- **Instructions to follow**
Answer with a single number: how many lines in the listing below include "prolonged"?

[BEGIN Provided information]

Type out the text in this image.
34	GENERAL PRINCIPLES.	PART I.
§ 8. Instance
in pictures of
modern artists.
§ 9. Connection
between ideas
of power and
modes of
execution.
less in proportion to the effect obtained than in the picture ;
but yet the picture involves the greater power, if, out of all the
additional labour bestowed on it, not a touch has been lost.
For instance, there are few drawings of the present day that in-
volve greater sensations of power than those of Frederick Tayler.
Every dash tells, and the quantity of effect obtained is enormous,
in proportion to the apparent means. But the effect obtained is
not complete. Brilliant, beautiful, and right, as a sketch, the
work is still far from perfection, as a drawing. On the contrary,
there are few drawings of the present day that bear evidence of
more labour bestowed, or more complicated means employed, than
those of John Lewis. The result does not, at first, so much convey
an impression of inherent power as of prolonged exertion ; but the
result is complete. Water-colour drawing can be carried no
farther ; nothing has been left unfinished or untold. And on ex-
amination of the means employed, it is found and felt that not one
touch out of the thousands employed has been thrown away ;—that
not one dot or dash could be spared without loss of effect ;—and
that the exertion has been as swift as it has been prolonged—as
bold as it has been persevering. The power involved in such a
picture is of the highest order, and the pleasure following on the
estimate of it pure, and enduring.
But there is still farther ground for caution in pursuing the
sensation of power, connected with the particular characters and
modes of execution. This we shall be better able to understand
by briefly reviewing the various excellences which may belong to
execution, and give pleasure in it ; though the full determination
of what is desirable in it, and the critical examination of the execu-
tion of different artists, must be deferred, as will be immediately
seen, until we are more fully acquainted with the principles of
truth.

[END Provided information]
[BEGIN Provided information]

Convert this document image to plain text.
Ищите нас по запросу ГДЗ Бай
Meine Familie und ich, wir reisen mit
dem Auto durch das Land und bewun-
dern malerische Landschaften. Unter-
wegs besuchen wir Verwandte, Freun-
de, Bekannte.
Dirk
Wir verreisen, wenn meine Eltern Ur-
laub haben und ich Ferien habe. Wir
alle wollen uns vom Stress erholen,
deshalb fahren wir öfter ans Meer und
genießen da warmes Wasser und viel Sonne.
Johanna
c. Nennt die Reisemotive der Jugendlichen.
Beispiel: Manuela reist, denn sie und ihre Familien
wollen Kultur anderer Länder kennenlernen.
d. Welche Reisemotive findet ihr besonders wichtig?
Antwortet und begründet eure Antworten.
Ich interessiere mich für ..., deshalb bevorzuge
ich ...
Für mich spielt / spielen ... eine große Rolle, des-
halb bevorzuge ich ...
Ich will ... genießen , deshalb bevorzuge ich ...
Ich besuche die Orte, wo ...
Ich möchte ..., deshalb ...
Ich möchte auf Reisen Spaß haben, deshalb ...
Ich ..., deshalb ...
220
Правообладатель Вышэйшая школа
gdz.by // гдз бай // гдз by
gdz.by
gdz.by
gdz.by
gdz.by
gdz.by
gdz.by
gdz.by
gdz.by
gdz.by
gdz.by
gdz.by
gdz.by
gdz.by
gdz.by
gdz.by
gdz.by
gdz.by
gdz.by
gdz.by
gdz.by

[END Provided information]

- **In response**
2